WRITTEN EXERCISE: Reproduce the material word for word; the images stay out.

····················

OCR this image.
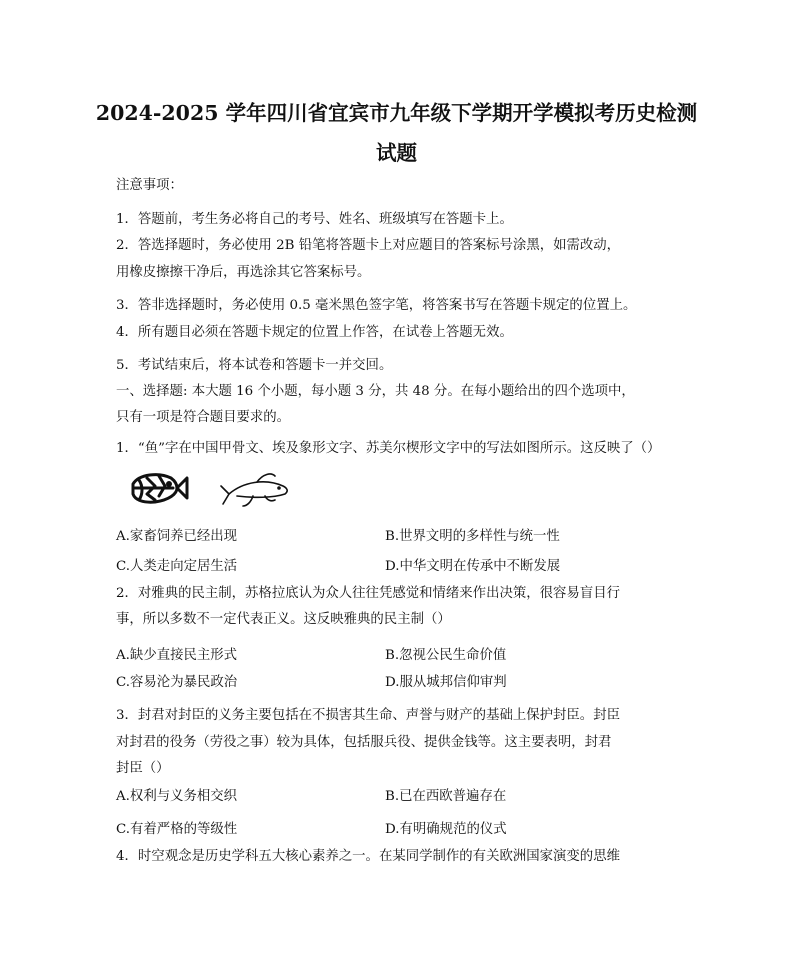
2024-2025 学年四川省宜宾市九年级下学期开学模拟考历史检测
试题
注意事项：
1．答题前，考生务必将自己的考号、姓名、班级填写在答题卡上。
2．答选择题时，务必使用 2B 铅笔将答题卡上对应题目的答案标号涂黑，如需改动，
用橡皮擦擦干净后，再选涂其它答案标号。
3．答非选择题时，务必使用 0.5 毫米黑色签字笔，将答案书写在答题卡规定的位置上。
4．所有题目必须在答题卡规定的位置上作答，在试卷上答题无效。
5．考试结束后，将本试卷和答题卡一并交回。
一、选择题: 本大题 16 个小题，每小题 3 分，共 48 分。在每小题给出的四个选项中，
只有一项是符合题目要求的。
1．“鱼”字在中国甲骨文、埃及象形文字、苏美尔楔形文字中的写法如图所示。这反映了（）
A.家畜饲养已经出现	B.世界文明的多样性与统一性
C.人类走向定居生活	D.中华文明在传承中不断发展
2．对雅典的民主制，苏格拉底认为众人往往凭感觉和情绪来作出决策，很容易盲目行
事，所以多数不一定代表正义。这反映雅典的民主制（）
A.缺少直接民主形式	B.忽视公民生命价值
C.容易沦为暴民政治	D.服从城邦信仰审判
3．封君对封臣的义务主要包括在不损害其生命、声誉与财产的基础上保护封臣。封臣
对封君的役务（劳役之事）较为具体，包括服兵役、提供金钱等。这主要表明，封君
封臣（）
A.权利与义务相交织	B.已在西欧普遍存在
C.有着严格的等级性	D.有明确规范的仪式
4．时空观念是历史学科五大核心素养之一。在某同学制作的有关欧洲国家演变的思维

····················

RESULT OF THE TASK:
OCR this image.
2024-2025 学年四川省宜宾市九年级下学期开学模拟考历史检测
试题
注意事项：
1．答题前，考生务必将自己的考号、姓名、班级填写在答题卡上。
2．答选择题时，务必使用 2B 铅笔将答题卡上对应题目的答案标号涂黑，如需改动，
用橡皮擦擦干净后，再选涂其它答案标号。
3．答非选择题时，务必使用 0.5 毫米黑色签字笔，将答案书写在答题卡规定的位置上。
4．所有题目必须在答题卡规定的位置上作答，在试卷上答题无效。
5．考试结束后，将本试卷和答题卡一并交回。
一、选择题: 本大题 16 个小题，每小题 3 分，共 48 分。在每小题给出的四个选项中，
只有一项是符合题目要求的。
1．“鱼”字在中国甲骨文、埃及象形文字、苏美尔楔形文字中的写法如图所示。这反映了（）
A.家畜饲养已经出现	B.世界文明的多样性与统一性
C.人类走向定居生活	D.中华文明在传承中不断发展
2．对雅典的民主制，苏格拉底认为众人往往凭感觉和情绪来作出决策，很容易盲目行
事，所以多数不一定代表正义。这反映雅典的民主制（）
A.缺少直接民主形式	B.忽视公民生命价值
C.容易沦为暴民政治	D.服从城邦信仰审判
3．封君对封臣的义务主要包括在不损害其生命、声誉与财产的基础上保护封臣。封臣
对封君的役务（劳役之事）较为具体，包括服兵役、提供金钱等。这主要表明，封君
封臣（）
A.权利与义务相交织	B.已在西欧普遍存在
C.有着严格的等级性	D.有明确规范的仪式
4．时空观念是历史学科五大核心素养之一。在某同学制作的有关欧洲国家演变的思维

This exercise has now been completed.